+++ PROVIDED RECORDS +++
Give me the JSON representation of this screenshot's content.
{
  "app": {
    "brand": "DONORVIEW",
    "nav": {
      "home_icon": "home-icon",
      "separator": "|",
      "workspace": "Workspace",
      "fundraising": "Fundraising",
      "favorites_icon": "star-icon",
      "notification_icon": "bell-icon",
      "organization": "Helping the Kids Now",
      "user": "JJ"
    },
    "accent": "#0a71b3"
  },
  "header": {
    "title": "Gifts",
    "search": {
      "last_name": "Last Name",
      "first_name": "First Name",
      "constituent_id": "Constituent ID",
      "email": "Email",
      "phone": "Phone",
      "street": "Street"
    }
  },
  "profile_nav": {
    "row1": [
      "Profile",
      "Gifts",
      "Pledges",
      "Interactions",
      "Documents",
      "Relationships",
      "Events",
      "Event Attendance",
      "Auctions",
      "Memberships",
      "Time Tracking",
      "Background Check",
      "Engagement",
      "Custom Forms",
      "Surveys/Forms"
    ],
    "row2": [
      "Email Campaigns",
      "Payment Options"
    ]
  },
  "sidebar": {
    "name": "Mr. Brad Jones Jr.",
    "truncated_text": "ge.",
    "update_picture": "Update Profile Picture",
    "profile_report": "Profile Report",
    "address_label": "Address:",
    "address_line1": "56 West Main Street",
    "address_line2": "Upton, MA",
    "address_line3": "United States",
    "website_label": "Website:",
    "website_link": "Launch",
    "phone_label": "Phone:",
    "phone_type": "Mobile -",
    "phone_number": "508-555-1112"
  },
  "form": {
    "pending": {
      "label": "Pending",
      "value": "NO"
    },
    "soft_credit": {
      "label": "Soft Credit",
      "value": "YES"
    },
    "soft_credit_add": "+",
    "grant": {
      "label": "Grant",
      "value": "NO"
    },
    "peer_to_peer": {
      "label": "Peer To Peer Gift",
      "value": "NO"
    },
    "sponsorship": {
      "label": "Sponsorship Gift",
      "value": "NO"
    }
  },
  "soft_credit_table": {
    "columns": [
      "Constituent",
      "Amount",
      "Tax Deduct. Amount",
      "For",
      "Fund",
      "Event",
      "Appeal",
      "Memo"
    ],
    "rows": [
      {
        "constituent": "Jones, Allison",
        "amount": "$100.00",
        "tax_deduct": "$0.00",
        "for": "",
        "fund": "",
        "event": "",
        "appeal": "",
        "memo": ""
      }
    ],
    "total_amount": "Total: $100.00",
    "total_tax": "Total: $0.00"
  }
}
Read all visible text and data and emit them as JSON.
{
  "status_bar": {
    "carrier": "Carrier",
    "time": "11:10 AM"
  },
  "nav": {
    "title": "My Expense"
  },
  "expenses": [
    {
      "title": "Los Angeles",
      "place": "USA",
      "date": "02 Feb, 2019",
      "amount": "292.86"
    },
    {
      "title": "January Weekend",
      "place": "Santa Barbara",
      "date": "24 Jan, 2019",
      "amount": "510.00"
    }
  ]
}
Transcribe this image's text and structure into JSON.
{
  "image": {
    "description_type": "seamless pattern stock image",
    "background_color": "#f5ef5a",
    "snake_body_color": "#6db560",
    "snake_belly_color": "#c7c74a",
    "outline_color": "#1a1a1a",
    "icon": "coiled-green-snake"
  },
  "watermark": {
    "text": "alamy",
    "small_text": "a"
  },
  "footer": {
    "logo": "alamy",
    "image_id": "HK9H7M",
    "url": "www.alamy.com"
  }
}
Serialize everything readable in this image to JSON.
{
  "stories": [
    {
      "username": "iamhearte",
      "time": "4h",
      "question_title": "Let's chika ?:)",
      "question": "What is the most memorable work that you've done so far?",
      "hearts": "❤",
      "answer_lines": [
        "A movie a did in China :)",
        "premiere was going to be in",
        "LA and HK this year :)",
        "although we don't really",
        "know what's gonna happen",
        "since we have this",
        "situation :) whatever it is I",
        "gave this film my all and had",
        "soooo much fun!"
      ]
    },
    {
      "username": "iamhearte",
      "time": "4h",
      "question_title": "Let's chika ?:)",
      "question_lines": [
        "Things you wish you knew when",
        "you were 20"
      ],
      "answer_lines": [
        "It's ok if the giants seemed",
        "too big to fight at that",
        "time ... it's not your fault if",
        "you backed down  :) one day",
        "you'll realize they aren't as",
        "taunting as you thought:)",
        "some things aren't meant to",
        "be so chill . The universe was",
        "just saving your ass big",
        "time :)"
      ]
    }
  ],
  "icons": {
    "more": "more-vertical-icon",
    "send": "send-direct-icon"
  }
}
+++
#### INSTRUCTION:
Copy each line of the listing in which the word "alamy" can be found.

#### WRITTEN RESPONSE:
    "text": "alamy",
    "logo": "alamy",
    "url": "www.alamy.com"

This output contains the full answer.